(Extracts from a graphics dataset)
· · ·
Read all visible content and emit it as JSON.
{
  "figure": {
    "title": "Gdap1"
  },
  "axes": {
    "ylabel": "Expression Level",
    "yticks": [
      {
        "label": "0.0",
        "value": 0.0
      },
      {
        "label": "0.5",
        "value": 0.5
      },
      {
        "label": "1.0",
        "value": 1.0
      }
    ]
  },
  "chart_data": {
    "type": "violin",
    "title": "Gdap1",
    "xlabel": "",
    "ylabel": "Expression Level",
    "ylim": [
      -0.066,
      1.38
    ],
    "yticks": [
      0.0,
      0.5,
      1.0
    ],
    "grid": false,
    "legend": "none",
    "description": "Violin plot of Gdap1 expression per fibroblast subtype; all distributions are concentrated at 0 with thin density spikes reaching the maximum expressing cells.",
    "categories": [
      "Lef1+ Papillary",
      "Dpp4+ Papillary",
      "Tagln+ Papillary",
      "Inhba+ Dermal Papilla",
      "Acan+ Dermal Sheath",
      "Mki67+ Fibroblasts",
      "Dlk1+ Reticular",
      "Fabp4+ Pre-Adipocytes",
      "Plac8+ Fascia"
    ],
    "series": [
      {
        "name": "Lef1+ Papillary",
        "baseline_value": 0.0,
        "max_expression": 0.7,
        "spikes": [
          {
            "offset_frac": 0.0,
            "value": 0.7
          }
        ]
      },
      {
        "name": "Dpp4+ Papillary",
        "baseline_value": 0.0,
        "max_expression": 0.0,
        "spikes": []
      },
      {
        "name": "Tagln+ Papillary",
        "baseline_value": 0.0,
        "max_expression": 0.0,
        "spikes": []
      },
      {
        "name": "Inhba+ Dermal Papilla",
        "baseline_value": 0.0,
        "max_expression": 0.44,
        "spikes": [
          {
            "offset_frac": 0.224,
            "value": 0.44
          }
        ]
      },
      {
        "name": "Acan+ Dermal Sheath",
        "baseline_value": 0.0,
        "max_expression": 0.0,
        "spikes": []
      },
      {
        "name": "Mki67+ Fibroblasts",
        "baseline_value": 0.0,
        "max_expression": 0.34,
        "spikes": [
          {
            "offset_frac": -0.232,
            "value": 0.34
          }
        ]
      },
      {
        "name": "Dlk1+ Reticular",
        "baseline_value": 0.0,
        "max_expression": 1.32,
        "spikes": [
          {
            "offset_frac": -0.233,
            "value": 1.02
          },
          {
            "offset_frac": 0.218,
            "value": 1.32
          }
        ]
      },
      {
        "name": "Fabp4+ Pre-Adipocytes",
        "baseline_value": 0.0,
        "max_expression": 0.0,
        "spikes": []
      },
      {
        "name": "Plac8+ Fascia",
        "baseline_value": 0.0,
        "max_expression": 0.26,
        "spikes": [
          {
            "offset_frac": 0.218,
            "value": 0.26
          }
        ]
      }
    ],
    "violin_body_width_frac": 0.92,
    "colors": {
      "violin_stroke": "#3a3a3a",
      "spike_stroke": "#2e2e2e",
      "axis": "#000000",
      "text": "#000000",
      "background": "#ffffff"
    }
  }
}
· · ·
> [AIM OF THE TASK]: Once more, write out all the data above exactly as given.

> [OUTPUT BELOW]:
Read all visible content and emit it as JSON.
{
  "figure": {
    "title": "Gdap1"
  },
  "axes": {
    "ylabel": "Expression Level",
    "yticks": [
      {
        "label": "0.0",
        "value": 0.0
      },
      {
        "label": "0.5",
        "value": 0.5
      },
      {
        "label": "1.0",
        "value": 1.0
      }
    ]
  },
  "chart_data": {
    "type": "violin",
    "title": "Gdap1",
    "xlabel": "",
    "ylabel": "Expression Level",
    "ylim": [
      -0.066,
      1.38
    ],
    "yticks": [
      0.0,
      0.5,
      1.0
    ],
    "grid": false,
    "legend": "none",
    "description": "Violin plot of Gdap1 expression per fibroblast subtype; all distributions are concentrated at 0 with thin density spikes reaching the maximum expressing cells.",
    "categories": [
      "Lef1+ Papillary",
      "Dpp4+ Papillary",
      "Tagln+ Papillary",
      "Inhba+ Dermal Papilla",
      "Acan+ Dermal Sheath",
      "Mki67+ Fibroblasts",
      "Dlk1+ Reticular",
      "Fabp4+ Pre-Adipocytes",
      "Plac8+ Fascia"
    ],
    "series": [
      {
        "name": "Lef1+ Papillary",
        "baseline_value": 0.0,
        "max_expression": 0.7,
        "spikes": [
          {
            "offset_frac": 0.0,
            "value": 0.7
          }
        ]
      },
      {
        "name": "Dpp4+ Papillary",
        "baseline_value": 0.0,
        "max_expression": 0.0,
        "spikes": []
      },
      {
        "name": "Tagln+ Papillary",
        "baseline_value": 0.0,
        "max_expression": 0.0,
        "spikes": []
      },
      {
        "name": "Inhba+ Dermal Papilla",
        "baseline_value": 0.0,
        "max_expression": 0.44,
        "spikes": [
          {
            "offset_frac": 0.224,
            "value": 0.44
          }
        ]
      },
      {
        "name": "Acan+ Dermal Sheath",
        "baseline_value": 0.0,
        "max_expression": 0.0,
        "spikes": []
      },
      {
        "name": "Mki67+ Fibroblasts",
        "baseline_value": 0.0,
        "max_expression": 0.34,
        "spikes": [
          {
            "offset_frac": -0.232,
            "value": 0.34
          }
        ]
      },
      {
        "name": "Dlk1+ Reticular",
        "baseline_value": 0.0,
        "max_expression": 1.32,
        "spikes": [
          {
            "offset_frac": -0.233,
            "value": 1.02
          },
          {
            "offset_frac": 0.218,
            "value": 1.32
          }
        ]
      },
      {
        "name": "Fabp4+ Pre-Adipocytes",
        "baseline_value": 0.0,
        "max_expression": 0.0,
        "spikes": []
      },
      {
        "name": "Plac8+ Fascia",
        "baseline_value": 0.0,
        "max_expression": 0.26,
        "spikes": [
          {
            "offset_frac": 0.218,
            "value": 0.26
          }
        ]
      }
    ],
    "violin_body_width_frac": 0.92,
    "colors": {
      "violin_stroke": "#3a3a3a",
      "spike_stroke": "#2e2e2e",
      "axis": "#000000",
      "text": "#000000",
      "background": "#ffffff"
    }
  }
}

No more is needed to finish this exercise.